Exercise task.
Find all lines in the listing that include the word "glyph", then copy them.
*** Data listing
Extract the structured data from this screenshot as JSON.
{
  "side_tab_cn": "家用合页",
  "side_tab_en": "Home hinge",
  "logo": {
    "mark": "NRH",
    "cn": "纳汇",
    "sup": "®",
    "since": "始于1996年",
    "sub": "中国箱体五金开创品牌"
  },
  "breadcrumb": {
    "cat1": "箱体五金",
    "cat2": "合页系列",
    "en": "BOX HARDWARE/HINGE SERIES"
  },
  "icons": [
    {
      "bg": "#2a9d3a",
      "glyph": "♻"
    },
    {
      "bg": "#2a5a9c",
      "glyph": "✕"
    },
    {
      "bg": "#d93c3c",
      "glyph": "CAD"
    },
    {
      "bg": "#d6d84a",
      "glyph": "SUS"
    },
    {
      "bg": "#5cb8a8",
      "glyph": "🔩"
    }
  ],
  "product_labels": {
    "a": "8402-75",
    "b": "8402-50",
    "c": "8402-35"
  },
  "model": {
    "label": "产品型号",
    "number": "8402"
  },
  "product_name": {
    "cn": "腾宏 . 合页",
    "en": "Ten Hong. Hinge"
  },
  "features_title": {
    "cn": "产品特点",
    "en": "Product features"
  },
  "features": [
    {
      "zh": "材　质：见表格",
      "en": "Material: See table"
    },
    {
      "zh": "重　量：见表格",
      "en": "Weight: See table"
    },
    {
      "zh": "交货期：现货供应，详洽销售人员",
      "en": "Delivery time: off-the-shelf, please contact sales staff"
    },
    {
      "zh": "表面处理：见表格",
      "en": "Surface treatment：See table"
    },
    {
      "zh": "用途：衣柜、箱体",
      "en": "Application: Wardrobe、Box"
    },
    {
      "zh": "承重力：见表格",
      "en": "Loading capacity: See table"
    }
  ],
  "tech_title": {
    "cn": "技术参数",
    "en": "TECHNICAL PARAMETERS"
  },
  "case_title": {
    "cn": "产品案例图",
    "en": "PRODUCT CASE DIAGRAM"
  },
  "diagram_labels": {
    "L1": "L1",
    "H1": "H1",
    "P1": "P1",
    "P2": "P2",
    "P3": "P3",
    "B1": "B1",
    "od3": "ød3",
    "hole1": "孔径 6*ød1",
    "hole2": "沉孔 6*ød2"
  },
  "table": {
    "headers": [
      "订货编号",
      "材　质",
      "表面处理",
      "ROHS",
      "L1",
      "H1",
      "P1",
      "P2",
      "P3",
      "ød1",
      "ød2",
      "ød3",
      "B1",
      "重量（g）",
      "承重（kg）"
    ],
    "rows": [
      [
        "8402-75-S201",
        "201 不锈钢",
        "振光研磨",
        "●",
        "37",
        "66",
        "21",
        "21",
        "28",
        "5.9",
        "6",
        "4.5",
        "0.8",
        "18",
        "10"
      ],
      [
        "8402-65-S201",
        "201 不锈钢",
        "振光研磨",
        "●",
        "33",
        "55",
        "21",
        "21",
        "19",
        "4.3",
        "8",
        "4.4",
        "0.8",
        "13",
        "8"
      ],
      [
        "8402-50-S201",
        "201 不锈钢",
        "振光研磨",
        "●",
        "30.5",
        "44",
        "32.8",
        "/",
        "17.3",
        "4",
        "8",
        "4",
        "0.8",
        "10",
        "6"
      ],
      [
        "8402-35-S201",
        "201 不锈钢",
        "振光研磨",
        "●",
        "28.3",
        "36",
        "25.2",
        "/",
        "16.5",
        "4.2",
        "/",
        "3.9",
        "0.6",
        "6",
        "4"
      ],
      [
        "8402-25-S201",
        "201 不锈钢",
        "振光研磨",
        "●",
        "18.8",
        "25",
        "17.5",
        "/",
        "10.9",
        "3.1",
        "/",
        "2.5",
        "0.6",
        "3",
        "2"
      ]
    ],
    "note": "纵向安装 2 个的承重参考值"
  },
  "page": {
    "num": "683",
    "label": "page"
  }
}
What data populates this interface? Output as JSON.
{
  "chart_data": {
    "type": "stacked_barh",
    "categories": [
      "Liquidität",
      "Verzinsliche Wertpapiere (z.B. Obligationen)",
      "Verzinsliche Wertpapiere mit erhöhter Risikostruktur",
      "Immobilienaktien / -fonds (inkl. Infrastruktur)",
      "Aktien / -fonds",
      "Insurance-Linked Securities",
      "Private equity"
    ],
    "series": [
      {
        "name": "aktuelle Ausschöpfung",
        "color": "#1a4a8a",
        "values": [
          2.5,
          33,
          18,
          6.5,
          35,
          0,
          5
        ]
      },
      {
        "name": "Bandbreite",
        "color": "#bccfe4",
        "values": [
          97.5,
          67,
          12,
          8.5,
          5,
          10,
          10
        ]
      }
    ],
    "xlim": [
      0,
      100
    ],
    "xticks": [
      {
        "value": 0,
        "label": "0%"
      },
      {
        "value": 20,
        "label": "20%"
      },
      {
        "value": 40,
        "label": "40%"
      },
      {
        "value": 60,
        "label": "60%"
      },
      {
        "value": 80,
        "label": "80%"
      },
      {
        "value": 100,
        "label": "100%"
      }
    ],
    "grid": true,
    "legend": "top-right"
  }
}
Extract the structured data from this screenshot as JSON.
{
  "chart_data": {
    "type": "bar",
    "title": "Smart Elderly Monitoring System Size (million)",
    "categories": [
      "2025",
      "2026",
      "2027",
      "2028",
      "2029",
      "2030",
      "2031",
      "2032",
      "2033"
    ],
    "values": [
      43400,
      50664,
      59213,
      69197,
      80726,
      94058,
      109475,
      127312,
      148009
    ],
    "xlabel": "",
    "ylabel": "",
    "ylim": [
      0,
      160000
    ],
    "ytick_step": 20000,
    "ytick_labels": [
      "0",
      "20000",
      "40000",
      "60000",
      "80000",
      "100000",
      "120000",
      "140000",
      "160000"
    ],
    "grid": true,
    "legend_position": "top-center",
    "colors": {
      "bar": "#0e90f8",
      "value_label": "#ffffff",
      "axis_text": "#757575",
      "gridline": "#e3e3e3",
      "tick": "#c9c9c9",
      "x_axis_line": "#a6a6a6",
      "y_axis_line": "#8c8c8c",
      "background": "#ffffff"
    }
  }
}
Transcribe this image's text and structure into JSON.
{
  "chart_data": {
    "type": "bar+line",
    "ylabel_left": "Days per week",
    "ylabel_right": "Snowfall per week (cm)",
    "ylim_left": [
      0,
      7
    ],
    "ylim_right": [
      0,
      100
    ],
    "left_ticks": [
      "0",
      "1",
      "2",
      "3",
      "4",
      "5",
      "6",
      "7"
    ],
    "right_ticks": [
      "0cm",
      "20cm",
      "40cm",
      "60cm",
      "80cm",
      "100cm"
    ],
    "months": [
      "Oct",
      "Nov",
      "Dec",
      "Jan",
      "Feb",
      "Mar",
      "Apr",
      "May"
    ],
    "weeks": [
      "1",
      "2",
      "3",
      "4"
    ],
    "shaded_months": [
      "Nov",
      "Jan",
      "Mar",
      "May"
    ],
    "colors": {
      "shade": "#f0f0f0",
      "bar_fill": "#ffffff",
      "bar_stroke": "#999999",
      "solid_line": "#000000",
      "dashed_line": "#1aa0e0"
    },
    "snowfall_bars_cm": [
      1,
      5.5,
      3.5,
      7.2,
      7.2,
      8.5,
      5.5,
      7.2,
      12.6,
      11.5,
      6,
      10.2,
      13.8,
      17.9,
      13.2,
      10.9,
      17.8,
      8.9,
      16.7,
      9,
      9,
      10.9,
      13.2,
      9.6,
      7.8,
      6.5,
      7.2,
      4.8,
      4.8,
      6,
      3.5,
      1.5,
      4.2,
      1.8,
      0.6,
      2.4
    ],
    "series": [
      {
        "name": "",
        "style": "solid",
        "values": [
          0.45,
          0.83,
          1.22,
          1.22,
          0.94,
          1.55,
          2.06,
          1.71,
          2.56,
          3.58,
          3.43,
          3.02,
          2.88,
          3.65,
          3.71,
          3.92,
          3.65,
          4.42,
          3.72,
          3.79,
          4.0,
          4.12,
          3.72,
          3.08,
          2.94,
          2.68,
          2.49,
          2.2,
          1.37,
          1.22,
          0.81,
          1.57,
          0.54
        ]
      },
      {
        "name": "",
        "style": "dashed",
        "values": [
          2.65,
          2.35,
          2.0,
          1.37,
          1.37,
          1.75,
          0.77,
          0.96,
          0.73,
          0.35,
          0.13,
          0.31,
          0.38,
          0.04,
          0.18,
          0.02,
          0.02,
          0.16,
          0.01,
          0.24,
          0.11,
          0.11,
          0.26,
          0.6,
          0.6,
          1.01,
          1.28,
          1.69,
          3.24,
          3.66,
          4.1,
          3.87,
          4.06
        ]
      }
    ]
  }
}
******
Output.
      "glyph": "♻"
      "glyph": "✕"
      "glyph": "CAD"
      "glyph": "SUS"
      "glyph": "🔩"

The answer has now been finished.